INFORMATION PROVIDED
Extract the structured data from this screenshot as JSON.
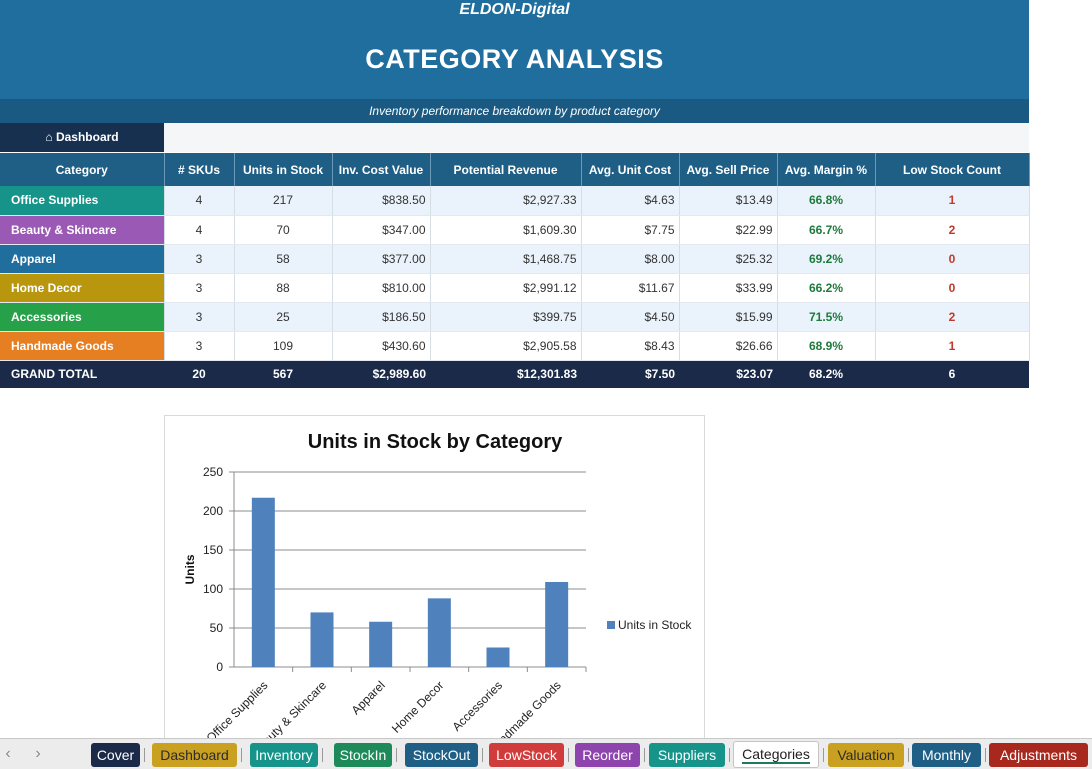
{
  "header": {
    "brand": "ELDON-Digital",
    "title": "CATEGORY ANALYSIS",
    "subtitle": "Inventory performance breakdown by product category",
    "dashboard_link": "⌂ Dashboard"
  },
  "table": {
    "columns": [
      "Category",
      "# SKUs",
      "Units in Stock",
      "Inv. Cost Value",
      "Potential Revenue",
      "Avg. Unit Cost",
      "Avg. Sell Price",
      "Avg. Margin %",
      "Low Stock Count"
    ],
    "rows": [
      {
        "category": "Office Supplies",
        "color": "#17948a",
        "skus": "4",
        "units": "217",
        "cost_value": "$838.50",
        "revenue": "$2,927.33",
        "avg_cost": "$4.63",
        "avg_price": "$13.49",
        "margin": "66.8%",
        "low": "1"
      },
      {
        "category": "Beauty & Skincare",
        "color": "#9b59b6",
        "skus": "4",
        "units": "70",
        "cost_value": "$347.00",
        "revenue": "$1,609.30",
        "avg_cost": "$7.75",
        "avg_price": "$22.99",
        "margin": "66.7%",
        "low": "2"
      },
      {
        "category": "Apparel",
        "color": "#1f6e9e",
        "skus": "3",
        "units": "58",
        "cost_value": "$377.00",
        "revenue": "$1,468.75",
        "avg_cost": "$8.00",
        "avg_price": "$25.32",
        "margin": "69.2%",
        "low": "0"
      },
      {
        "category": "Home Decor",
        "color": "#b8960e",
        "skus": "3",
        "units": "88",
        "cost_value": "$810.00",
        "revenue": "$2,991.12",
        "avg_cost": "$11.67",
        "avg_price": "$33.99",
        "margin": "66.2%",
        "low": "0"
      },
      {
        "category": "Accessories",
        "color": "#27a04a",
        "skus": "3",
        "units": "25",
        "cost_value": "$186.50",
        "revenue": "$399.75",
        "avg_cost": "$4.50",
        "avg_price": "$15.99",
        "margin": "71.5%",
        "low": "2"
      },
      {
        "category": "Handmade Goods",
        "color": "#e67e22",
        "skus": "3",
        "units": "109",
        "cost_value": "$430.60",
        "revenue": "$2,905.58",
        "avg_cost": "$8.43",
        "avg_price": "$26.66",
        "margin": "68.9%",
        "low": "1"
      }
    ],
    "total": {
      "label": "GRAND TOTAL",
      "skus": "20",
      "units": "567",
      "cost_value": "$2,989.60",
      "revenue": "$12,301.83",
      "avg_cost": "$7.50",
      "avg_price": "$23.07",
      "margin": "68.2%",
      "low": "6"
    }
  },
  "chart_data": {
    "type": "bar",
    "title": "Units in Stock by Category",
    "xlabel": "",
    "ylabel": "Units",
    "categories": [
      "Office Supplies",
      "Beauty & Skincare",
      "Apparel",
      "Home Decor",
      "Accessories",
      "Handmade Goods"
    ],
    "series": [
      {
        "name": "Units in Stock",
        "values": [
          217,
          70,
          58,
          88,
          25,
          109
        ],
        "color": "#4f81bd"
      }
    ],
    "ylim": [
      0,
      250
    ],
    "yticks": [
      0,
      50,
      100,
      150,
      200,
      250
    ],
    "grid": true,
    "legend": "right"
  },
  "sheet_tabs": [
    {
      "label": "Cover",
      "color": "#1b2a48"
    },
    {
      "label": "Dashboard",
      "color": "#c9a020"
    },
    {
      "label": "Inventory",
      "color": "#17948a"
    },
    {
      "label": "StockIn",
      "color": "#1e8a5a"
    },
    {
      "label": "StockOut",
      "color": "#1f5f86"
    },
    {
      "label": "LowStock",
      "color": "#d03b3b"
    },
    {
      "label": "Reorder",
      "color": "#8e44ad"
    },
    {
      "label": "Suppliers",
      "color": "#17948a"
    },
    {
      "label": "Categories",
      "color": "#ffffff",
      "active": true
    },
    {
      "label": "Valuation",
      "color": "#c9a020"
    },
    {
      "label": "Monthly",
      "color": "#1f5f86"
    },
    {
      "label": "Adjustments",
      "color": "#a8281e"
    }
  ]
}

DIRECTIONS FOR THIS TASK
Set each line of the records down exactly, leaving every picture out.

WRITTEN REPLY
Extract the structured data from this screenshot as JSON.
{
  "header": {
    "brand": "ELDON-Digital",
    "title": "CATEGORY ANALYSIS",
    "subtitle": "Inventory performance breakdown by product category",
    "dashboard_link": "⌂ Dashboard"
  },
  "table": {
    "columns": [
      "Category",
      "# SKUs",
      "Units in Stock",
      "Inv. Cost Value",
      "Potential Revenue",
      "Avg. Unit Cost",
      "Avg. Sell Price",
      "Avg. Margin %",
      "Low Stock Count"
    ],
    "rows": [
      {
        "category": "Office Supplies",
        "color": "#17948a",
        "skus": "4",
        "units": "217",
        "cost_value": "$838.50",
        "revenue": "$2,927.33",
        "avg_cost": "$4.63",
        "avg_price": "$13.49",
        "margin": "66.8%",
        "low": "1"
      },
      {
        "category": "Beauty & Skincare",
        "color": "#9b59b6",
        "skus": "4",
        "units": "70",
        "cost_value": "$347.00",
        "revenue": "$1,609.30",
        "avg_cost": "$7.75",
        "avg_price": "$22.99",
        "margin": "66.7%",
        "low": "2"
      },
      {
        "category": "Apparel",
        "color": "#1f6e9e",
        "skus": "3",
        "units": "58",
        "cost_value": "$377.00",
        "revenue": "$1,468.75",
        "avg_cost": "$8.00",
        "avg_price": "$25.32",
        "margin": "69.2%",
        "low": "0"
      },
      {
        "category": "Home Decor",
        "color": "#b8960e",
        "skus": "3",
        "units": "88",
        "cost_value": "$810.00",
        "revenue": "$2,991.12",
        "avg_cost": "$11.67",
        "avg_price": "$33.99",
        "margin": "66.2%",
        "low": "0"
      },
      {
        "category": "Accessories",
        "color": "#27a04a",
        "skus": "3",
        "units": "25",
        "cost_value": "$186.50",
        "revenue": "$399.75",
        "avg_cost": "$4.50",
        "avg_price": "$15.99",
        "margin": "71.5%",
        "low": "2"
      },
      {
        "category": "Handmade Goods",
        "color": "#e67e22",
        "skus": "3",
        "units": "109",
        "cost_value": "$430.60",
        "revenue": "$2,905.58",
        "avg_cost": "$8.43",
        "avg_price": "$26.66",
        "margin": "68.9%",
        "low": "1"
      }
    ],
    "total": {
      "label": "GRAND TOTAL",
      "skus": "20",
      "units": "567",
      "cost_value": "$2,989.60",
      "revenue": "$12,301.83",
      "avg_cost": "$7.50",
      "avg_price": "$23.07",
      "margin": "68.2%",
      "low": "6"
    }
  },
  "chart_data": {
    "type": "bar",
    "title": "Units in Stock by Category",
    "xlabel": "",
    "ylabel": "Units",
    "categories": [
      "Office Supplies",
      "Beauty & Skincare",
      "Apparel",
      "Home Decor",
      "Accessories",
      "Handmade Goods"
    ],
    "series": [
      {
        "name": "Units in Stock",
        "values": [
          217,
          70,
          58,
          88,
          25,
          109
        ],
        "color": "#4f81bd"
      }
    ],
    "ylim": [
      0,
      250
    ],
    "yticks": [
      0,
      50,
      100,
      150,
      200,
      250
    ],
    "grid": true,
    "legend": "right"
  },
  "sheet_tabs": [
    {
      "label": "Cover",
      "color": "#1b2a48"
    },
    {
      "label": "Dashboard",
      "color": "#c9a020"
    },
    {
      "label": "Inventory",
      "color": "#17948a"
    },
    {
      "label": "StockIn",
      "color": "#1e8a5a"
    },
    {
      "label": "StockOut",
      "color": "#1f5f86"
    },
    {
      "label": "LowStock",
      "color": "#d03b3b"
    },
    {
      "label": "Reorder",
      "color": "#8e44ad"
    },
    {
      "label": "Suppliers",
      "color": "#17948a"
    },
    {
      "label": "Categories",
      "color": "#ffffff",
      "active": true
    },
    {
      "label": "Valuation",
      "color": "#c9a020"
    },
    {
      "label": "Monthly",
      "color": "#1f5f86"
    },
    {
      "label": "Adjustments",
      "color": "#a8281e"
    }
  ]
}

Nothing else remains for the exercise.